**Rows from a dataset**

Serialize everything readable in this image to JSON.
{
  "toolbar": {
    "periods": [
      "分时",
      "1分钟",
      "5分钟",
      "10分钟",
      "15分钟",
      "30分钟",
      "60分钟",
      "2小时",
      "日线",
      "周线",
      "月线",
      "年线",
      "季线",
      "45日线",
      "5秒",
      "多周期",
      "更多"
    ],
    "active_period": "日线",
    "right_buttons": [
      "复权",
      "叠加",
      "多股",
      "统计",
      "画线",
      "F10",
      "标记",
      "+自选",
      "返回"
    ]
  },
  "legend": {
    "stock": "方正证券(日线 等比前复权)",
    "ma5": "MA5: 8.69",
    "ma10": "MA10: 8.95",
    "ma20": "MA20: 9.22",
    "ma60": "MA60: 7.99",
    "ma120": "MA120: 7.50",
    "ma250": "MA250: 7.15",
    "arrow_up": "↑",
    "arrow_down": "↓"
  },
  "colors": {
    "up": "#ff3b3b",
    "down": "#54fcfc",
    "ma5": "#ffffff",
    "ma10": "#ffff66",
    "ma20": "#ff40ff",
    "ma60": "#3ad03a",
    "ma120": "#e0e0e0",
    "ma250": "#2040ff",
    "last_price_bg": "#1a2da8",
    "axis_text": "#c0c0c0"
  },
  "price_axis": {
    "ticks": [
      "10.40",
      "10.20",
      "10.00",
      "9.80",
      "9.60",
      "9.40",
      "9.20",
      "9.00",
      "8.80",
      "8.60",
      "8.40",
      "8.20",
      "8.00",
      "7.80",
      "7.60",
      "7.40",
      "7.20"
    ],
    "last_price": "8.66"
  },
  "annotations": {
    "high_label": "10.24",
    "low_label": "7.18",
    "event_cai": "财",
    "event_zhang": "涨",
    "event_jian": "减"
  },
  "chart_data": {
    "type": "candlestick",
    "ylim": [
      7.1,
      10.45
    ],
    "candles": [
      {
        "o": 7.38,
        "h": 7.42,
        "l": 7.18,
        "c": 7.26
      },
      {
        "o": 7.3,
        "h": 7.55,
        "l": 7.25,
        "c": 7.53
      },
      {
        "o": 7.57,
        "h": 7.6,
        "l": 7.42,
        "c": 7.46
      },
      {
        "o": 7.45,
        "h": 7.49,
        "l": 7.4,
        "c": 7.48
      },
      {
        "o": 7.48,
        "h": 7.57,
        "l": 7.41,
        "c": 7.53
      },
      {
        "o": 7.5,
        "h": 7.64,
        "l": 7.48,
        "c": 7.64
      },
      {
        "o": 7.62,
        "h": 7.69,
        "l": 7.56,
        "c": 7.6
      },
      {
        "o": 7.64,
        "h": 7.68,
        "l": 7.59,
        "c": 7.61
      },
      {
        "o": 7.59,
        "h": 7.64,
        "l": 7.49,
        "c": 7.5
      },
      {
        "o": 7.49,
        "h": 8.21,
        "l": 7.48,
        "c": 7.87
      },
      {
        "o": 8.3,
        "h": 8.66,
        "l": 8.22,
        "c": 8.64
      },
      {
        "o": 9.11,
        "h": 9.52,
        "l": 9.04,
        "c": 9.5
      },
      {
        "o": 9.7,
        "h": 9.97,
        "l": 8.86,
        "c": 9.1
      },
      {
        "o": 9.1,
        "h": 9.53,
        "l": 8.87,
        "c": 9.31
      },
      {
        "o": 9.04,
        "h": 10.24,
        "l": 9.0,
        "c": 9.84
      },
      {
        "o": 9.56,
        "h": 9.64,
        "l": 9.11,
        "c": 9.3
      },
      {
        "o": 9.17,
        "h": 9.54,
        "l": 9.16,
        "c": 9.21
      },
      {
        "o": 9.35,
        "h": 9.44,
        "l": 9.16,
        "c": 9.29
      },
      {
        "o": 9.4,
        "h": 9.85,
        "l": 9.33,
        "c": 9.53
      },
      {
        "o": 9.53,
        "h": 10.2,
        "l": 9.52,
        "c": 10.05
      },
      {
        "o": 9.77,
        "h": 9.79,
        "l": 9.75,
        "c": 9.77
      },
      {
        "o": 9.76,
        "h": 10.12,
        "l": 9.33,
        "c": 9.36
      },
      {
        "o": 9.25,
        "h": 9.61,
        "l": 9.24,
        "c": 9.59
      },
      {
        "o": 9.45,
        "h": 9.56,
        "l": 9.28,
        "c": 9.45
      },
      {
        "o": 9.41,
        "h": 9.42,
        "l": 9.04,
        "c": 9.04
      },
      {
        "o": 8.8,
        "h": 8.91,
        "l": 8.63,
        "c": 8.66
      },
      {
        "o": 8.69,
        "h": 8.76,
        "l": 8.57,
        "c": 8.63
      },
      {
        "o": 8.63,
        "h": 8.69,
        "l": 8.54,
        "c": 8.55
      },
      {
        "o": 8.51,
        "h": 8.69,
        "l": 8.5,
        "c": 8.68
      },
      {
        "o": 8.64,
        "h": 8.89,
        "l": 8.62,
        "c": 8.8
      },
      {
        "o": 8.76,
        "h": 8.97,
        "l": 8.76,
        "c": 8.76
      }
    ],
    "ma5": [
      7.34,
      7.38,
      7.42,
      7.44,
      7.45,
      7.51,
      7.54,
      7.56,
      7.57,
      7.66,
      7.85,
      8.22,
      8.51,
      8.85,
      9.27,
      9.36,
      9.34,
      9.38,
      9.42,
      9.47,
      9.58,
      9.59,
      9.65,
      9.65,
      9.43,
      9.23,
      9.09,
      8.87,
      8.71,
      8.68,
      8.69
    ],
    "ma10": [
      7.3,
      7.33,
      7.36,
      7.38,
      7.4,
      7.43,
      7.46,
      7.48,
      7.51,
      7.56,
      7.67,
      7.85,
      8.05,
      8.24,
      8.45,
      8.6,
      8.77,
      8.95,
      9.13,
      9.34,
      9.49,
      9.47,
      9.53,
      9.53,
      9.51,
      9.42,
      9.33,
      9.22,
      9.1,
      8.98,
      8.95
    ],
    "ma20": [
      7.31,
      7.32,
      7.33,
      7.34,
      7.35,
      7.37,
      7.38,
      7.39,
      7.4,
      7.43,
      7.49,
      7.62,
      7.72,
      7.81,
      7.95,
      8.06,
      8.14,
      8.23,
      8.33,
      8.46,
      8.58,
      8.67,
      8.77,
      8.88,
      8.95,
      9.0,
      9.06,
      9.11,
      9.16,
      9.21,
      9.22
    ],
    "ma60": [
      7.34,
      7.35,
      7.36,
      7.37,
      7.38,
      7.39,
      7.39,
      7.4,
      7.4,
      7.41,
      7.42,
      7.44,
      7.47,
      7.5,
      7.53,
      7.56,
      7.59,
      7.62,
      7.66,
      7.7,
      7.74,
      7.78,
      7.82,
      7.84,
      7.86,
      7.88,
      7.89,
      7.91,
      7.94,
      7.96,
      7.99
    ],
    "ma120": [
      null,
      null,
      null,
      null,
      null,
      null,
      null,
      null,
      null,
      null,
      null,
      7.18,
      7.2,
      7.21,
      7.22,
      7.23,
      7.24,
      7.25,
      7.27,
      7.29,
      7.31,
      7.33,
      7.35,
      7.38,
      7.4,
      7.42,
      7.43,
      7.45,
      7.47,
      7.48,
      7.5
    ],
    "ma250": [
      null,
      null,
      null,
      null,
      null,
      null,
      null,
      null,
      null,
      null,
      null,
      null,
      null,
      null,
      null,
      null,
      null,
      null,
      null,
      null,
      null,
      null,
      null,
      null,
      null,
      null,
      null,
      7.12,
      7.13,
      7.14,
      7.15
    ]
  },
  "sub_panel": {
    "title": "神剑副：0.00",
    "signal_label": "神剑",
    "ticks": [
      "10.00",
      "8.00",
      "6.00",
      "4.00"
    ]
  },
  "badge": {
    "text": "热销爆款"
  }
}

**DIRECTIONS**
Give an exact copy of all the data shown above.

**SOLVED EXERCISE**
Serialize everything readable in this image to JSON.
{
  "toolbar": {
    "periods": [
      "分时",
      "1分钟",
      "5分钟",
      "10分钟",
      "15分钟",
      "30分钟",
      "60分钟",
      "2小时",
      "日线",
      "周线",
      "月线",
      "年线",
      "季线",
      "45日线",
      "5秒",
      "多周期",
      "更多"
    ],
    "active_period": "日线",
    "right_buttons": [
      "复权",
      "叠加",
      "多股",
      "统计",
      "画线",
      "F10",
      "标记",
      "+自选",
      "返回"
    ]
  },
  "legend": {
    "stock": "方正证券(日线 等比前复权)",
    "ma5": "MA5: 8.69",
    "ma10": "MA10: 8.95",
    "ma20": "MA20: 9.22",
    "ma60": "MA60: 7.99",
    "ma120": "MA120: 7.50",
    "ma250": "MA250: 7.15",
    "arrow_up": "↑",
    "arrow_down": "↓"
  },
  "colors": {
    "up": "#ff3b3b",
    "down": "#54fcfc",
    "ma5": "#ffffff",
    "ma10": "#ffff66",
    "ma20": "#ff40ff",
    "ma60": "#3ad03a",
    "ma120": "#e0e0e0",
    "ma250": "#2040ff",
    "last_price_bg": "#1a2da8",
    "axis_text": "#c0c0c0"
  },
  "price_axis": {
    "ticks": [
      "10.40",
      "10.20",
      "10.00",
      "9.80",
      "9.60",
      "9.40",
      "9.20",
      "9.00",
      "8.80",
      "8.60",
      "8.40",
      "8.20",
      "8.00",
      "7.80",
      "7.60",
      "7.40",
      "7.20"
    ],
    "last_price": "8.66"
  },
  "annotations": {
    "high_label": "10.24",
    "low_label": "7.18",
    "event_cai": "财",
    "event_zhang": "涨",
    "event_jian": "减"
  },
  "chart_data": {
    "type": "candlestick",
    "ylim": [
      7.1,
      10.45
    ],
    "candles": [
      {
        "o": 7.38,
        "h": 7.42,
        "l": 7.18,
        "c": 7.26
      },
      {
        "o": 7.3,
        "h": 7.55,
        "l": 7.25,
        "c": 7.53
      },
      {
        "o": 7.57,
        "h": 7.6,
        "l": 7.42,
        "c": 7.46
      },
      {
        "o": 7.45,
        "h": 7.49,
        "l": 7.4,
        "c": 7.48
      },
      {
        "o": 7.48,
        "h": 7.57,
        "l": 7.41,
        "c": 7.53
      },
      {
        "o": 7.5,
        "h": 7.64,
        "l": 7.48,
        "c": 7.64
      },
      {
        "o": 7.62,
        "h": 7.69,
        "l": 7.56,
        "c": 7.6
      },
      {
        "o": 7.64,
        "h": 7.68,
        "l": 7.59,
        "c": 7.61
      },
      {
        "o": 7.59,
        "h": 7.64,
        "l": 7.49,
        "c": 7.5
      },
      {
        "o": 7.49,
        "h": 8.21,
        "l": 7.48,
        "c": 7.87
      },
      {
        "o": 8.3,
        "h": 8.66,
        "l": 8.22,
        "c": 8.64
      },
      {
        "o": 9.11,
        "h": 9.52,
        "l": 9.04,
        "c": 9.5
      },
      {
        "o": 9.7,
        "h": 9.97,
        "l": 8.86,
        "c": 9.1
      },
      {
        "o": 9.1,
        "h": 9.53,
        "l": 8.87,
        "c": 9.31
      },
      {
        "o": 9.04,
        "h": 10.24,
        "l": 9.0,
        "c": 9.84
      },
      {
        "o": 9.56,
        "h": 9.64,
        "l": 9.11,
        "c": 9.3
      },
      {
        "o": 9.17,
        "h": 9.54,
        "l": 9.16,
        "c": 9.21
      },
      {
        "o": 9.35,
        "h": 9.44,
        "l": 9.16,
        "c": 9.29
      },
      {
        "o": 9.4,
        "h": 9.85,
        "l": 9.33,
        "c": 9.53
      },
      {
        "o": 9.53,
        "h": 10.2,
        "l": 9.52,
        "c": 10.05
      },
      {
        "o": 9.77,
        "h": 9.79,
        "l": 9.75,
        "c": 9.77
      },
      {
        "o": 9.76,
        "h": 10.12,
        "l": 9.33,
        "c": 9.36
      },
      {
        "o": 9.25,
        "h": 9.61,
        "l": 9.24,
        "c": 9.59
      },
      {
        "o": 9.45,
        "h": 9.56,
        "l": 9.28,
        "c": 9.45
      },
      {
        "o": 9.41,
        "h": 9.42,
        "l": 9.04,
        "c": 9.04
      },
      {
        "o": 8.8,
        "h": 8.91,
        "l": 8.63,
        "c": 8.66
      },
      {
        "o": 8.69,
        "h": 8.76,
        "l": 8.57,
        "c": 8.63
      },
      {
        "o": 8.63,
        "h": 8.69,
        "l": 8.54,
        "c": 8.55
      },
      {
        "o": 8.51,
        "h": 8.69,
        "l": 8.5,
        "c": 8.68
      },
      {
        "o": 8.64,
        "h": 8.89,
        "l": 8.62,
        "c": 8.8
      },
      {
        "o": 8.76,
        "h": 8.97,
        "l": 8.76,
        "c": 8.76
      }
    ],
    "ma5": [
      7.34,
      7.38,
      7.42,
      7.44,
      7.45,
      7.51,
      7.54,
      7.56,
      7.57,
      7.66,
      7.85,
      8.22,
      8.51,
      8.85,
      9.27,
      9.36,
      9.34,
      9.38,
      9.42,
      9.47,
      9.58,
      9.59,
      9.65,
      9.65,
      9.43,
      9.23,
      9.09,
      8.87,
      8.71,
      8.68,
      8.69
    ],
    "ma10": [
      7.3,
      7.33,
      7.36,
      7.38,
      7.4,
      7.43,
      7.46,
      7.48,
      7.51,
      7.56,
      7.67,
      7.85,
      8.05,
      8.24,
      8.45,
      8.6,
      8.77,
      8.95,
      9.13,
      9.34,
      9.49,
      9.47,
      9.53,
      9.53,
      9.51,
      9.42,
      9.33,
      9.22,
      9.1,
      8.98,
      8.95
    ],
    "ma20": [
      7.31,
      7.32,
      7.33,
      7.34,
      7.35,
      7.37,
      7.38,
      7.39,
      7.4,
      7.43,
      7.49,
      7.62,
      7.72,
      7.81,
      7.95,
      8.06,
      8.14,
      8.23,
      8.33,
      8.46,
      8.58,
      8.67,
      8.77,
      8.88,
      8.95,
      9.0,
      9.06,
      9.11,
      9.16,
      9.21,
      9.22
    ],
    "ma60": [
      7.34,
      7.35,
      7.36,
      7.37,
      7.38,
      7.39,
      7.39,
      7.4,
      7.4,
      7.41,
      7.42,
      7.44,
      7.47,
      7.5,
      7.53,
      7.56,
      7.59,
      7.62,
      7.66,
      7.7,
      7.74,
      7.78,
      7.82,
      7.84,
      7.86,
      7.88,
      7.89,
      7.91,
      7.94,
      7.96,
      7.99
    ],
    "ma120": [
      null,
      null,
      null,
      null,
      null,
      null,
      null,
      null,
      null,
      null,
      null,
      7.18,
      7.2,
      7.21,
      7.22,
      7.23,
      7.24,
      7.25,
      7.27,
      7.29,
      7.31,
      7.33,
      7.35,
      7.38,
      7.4,
      7.42,
      7.43,
      7.45,
      7.47,
      7.48,
      7.5
    ],
    "ma250": [
      null,
      null,
      null,
      null,
      null,
      null,
      null,
      null,
      null,
      null,
      null,
      null,
      null,
      null,
      null,
      null,
      null,
      null,
      null,
      null,
      null,
      null,
      null,
      null,
      null,
      null,
      null,
      7.12,
      7.13,
      7.14,
      7.15
    ]
  },
  "sub_panel": {
    "title": "神剑副：0.00",
    "signal_label": "神剑",
    "ticks": [
      "10.00",
      "8.00",
      "6.00",
      "4.00"
    ]
  },
  "badge": {
    "text": "热销爆款"
  }
}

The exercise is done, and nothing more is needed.